● Challenge
Select each line where the word "nedströms" appears.

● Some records

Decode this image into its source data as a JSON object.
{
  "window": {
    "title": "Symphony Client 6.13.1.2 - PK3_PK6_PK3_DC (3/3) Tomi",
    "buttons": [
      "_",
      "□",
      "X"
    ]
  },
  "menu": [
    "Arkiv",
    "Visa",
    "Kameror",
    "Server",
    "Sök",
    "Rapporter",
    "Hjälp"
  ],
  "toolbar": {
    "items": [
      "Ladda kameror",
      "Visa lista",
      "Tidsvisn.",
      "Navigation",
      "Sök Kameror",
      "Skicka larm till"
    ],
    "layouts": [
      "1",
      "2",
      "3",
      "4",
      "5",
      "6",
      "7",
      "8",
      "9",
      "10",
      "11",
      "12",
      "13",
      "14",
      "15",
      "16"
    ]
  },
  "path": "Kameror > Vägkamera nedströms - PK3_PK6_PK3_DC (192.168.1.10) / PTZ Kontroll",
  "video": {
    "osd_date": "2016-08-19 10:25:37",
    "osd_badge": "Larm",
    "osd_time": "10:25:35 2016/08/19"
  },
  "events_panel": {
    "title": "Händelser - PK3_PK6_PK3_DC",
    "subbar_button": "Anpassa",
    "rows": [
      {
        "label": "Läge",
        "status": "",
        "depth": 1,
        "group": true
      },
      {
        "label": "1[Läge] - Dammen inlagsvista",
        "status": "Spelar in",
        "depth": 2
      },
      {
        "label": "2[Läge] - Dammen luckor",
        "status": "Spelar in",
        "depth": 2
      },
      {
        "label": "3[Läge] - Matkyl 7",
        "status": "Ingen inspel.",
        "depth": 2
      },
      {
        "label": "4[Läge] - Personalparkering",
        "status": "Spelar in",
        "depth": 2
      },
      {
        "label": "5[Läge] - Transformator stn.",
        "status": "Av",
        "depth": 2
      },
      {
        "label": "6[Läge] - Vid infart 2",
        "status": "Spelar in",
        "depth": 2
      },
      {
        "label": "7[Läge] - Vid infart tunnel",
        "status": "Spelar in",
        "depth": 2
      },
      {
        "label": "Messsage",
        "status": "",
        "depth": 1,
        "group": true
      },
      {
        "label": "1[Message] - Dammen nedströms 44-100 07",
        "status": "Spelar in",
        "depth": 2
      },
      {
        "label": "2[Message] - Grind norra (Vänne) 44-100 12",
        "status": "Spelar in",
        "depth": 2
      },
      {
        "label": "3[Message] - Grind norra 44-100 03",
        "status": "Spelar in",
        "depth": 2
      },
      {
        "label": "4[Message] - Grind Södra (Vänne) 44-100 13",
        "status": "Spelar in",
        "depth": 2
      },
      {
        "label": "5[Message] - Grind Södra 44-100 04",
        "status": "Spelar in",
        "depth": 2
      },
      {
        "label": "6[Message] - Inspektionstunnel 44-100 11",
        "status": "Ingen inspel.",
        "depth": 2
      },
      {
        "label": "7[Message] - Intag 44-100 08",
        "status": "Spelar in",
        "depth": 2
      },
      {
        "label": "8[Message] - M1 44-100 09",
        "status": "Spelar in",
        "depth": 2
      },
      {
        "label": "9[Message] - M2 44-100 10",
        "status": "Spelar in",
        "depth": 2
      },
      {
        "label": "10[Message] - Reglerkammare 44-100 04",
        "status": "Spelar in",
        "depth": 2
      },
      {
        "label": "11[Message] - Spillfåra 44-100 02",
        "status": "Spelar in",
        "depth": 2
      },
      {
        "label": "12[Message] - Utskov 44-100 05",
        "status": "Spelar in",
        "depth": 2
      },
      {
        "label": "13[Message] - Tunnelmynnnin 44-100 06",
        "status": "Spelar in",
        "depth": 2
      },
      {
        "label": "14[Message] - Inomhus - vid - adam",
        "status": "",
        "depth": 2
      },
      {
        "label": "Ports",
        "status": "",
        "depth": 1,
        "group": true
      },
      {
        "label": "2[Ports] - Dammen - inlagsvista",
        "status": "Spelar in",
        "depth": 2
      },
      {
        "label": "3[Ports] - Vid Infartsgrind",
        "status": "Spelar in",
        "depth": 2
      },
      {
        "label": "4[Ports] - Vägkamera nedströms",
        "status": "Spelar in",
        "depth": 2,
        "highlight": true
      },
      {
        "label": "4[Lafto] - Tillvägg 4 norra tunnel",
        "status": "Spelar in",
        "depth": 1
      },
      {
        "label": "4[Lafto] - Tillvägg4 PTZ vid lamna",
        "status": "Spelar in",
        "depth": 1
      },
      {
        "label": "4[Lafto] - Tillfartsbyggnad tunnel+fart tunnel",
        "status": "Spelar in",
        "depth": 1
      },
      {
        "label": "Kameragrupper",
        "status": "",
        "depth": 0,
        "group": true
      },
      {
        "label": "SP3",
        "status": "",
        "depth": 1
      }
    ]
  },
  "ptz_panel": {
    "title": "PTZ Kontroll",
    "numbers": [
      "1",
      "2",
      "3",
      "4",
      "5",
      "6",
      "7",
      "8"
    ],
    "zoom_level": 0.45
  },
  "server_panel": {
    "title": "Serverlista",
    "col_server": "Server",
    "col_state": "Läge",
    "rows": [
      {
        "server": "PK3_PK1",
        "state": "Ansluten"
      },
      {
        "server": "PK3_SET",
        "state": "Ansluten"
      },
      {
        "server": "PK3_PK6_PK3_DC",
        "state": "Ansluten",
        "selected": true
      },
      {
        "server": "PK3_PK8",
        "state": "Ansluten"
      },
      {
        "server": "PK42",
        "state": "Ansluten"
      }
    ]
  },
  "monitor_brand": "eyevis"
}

● Complete answer
  "path": "Kameror > Vägkamera nedströms - PK3_PK6_PK3_DC (192.168.1.10) / PTZ Kontroll",
        "label": "1[Message] - Dammen nedströms 44-100 07",
        "label": "4[Ports] - Vägkamera nedströms",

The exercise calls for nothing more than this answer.